**DOCUMENT SECTION**
** start **

Presentation (with Jerry Harris): Building the Counter-Hegemonic Bloc to Neo-Liberal Dystopia

William K. Carroll is a critical sociologist with research interests in the areas of social movements and social change as well as the political economy of corporate capitalism. His current research is focused around the "Alternative Policy Groups and Global Civil Society" project, an investigation of the networks, discourses and practices of counter-hegemonic knowledge production and mobilization. His latest book, The Making of a Transnational Capitalist Class (Zed Books) was published in the autumn of 2010. Read more >>

Presentation (with Lauren Langman, Jackie Smith, & Jay Smith): The Occupy Movement

Carl Davidson is a former student leader of the new left of the 1960s, serving as a Vice President and National Secretary of Students for a Democratic Society. From 1968 to 1976, he worked on the Guardian (US) newsweekly as a writer and news editor. Today he is a national co-chair of the Committees of Correspondence for Democracy and Socialism and a national board member of Solidarity Economy Network, advocating a mixture of market socialism and worker ownership. Recently Davidson led Progressives for Obama, now called Progressive America Rising, as an independent left-progressive initiative, in part to convince those on the radical left to pursue what he considers more pragmatic alternatives. He has also worked on a leadership level with United for Peace and Justice and its local affiliates. After organizing for many years in New York City and Chicago, he now resides in Beaver County, PA, near Pittsburgh, where he was born and raised. Read more >>

Presentation (with William Carroll): Building the Counter-Hegemonic Bloc to Neo-Liberal Dystopia

Jerry Harris is a professor of history at DeVry University, Chicago and author of The Dialectics of Globalization, Political and Economic Conflict in a Transnational World. He is North American secretary of the Global Studies Association and his articles are often featured in Science & Society, Race and Class and Das Argument. Professor Harris has spoken widely on globalization including lectures in London, Prague, Bogota and Rajasthan. Watch his video, Globalization of Capitalism, on YouTube.

** end **

**RECORDED DATA**

** start **

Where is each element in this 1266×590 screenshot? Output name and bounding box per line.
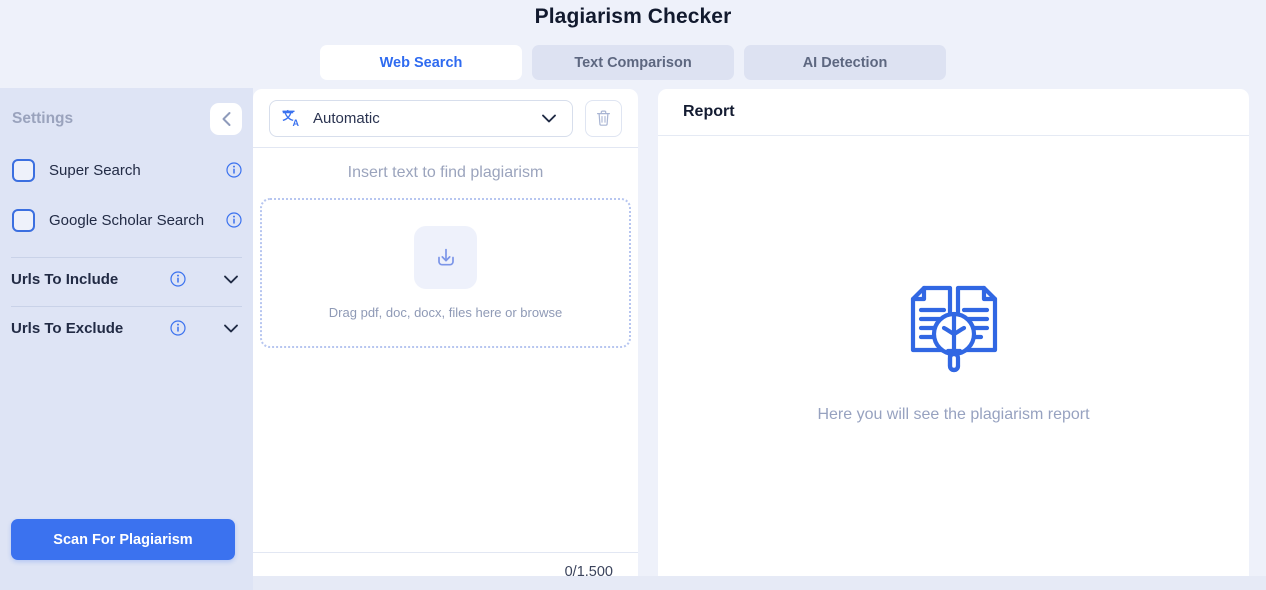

** end **

According to the speaker profiles, what university does Jerry Harris teach history at? The lines that come after the text stand apart from it.

DeVry University, Chicago.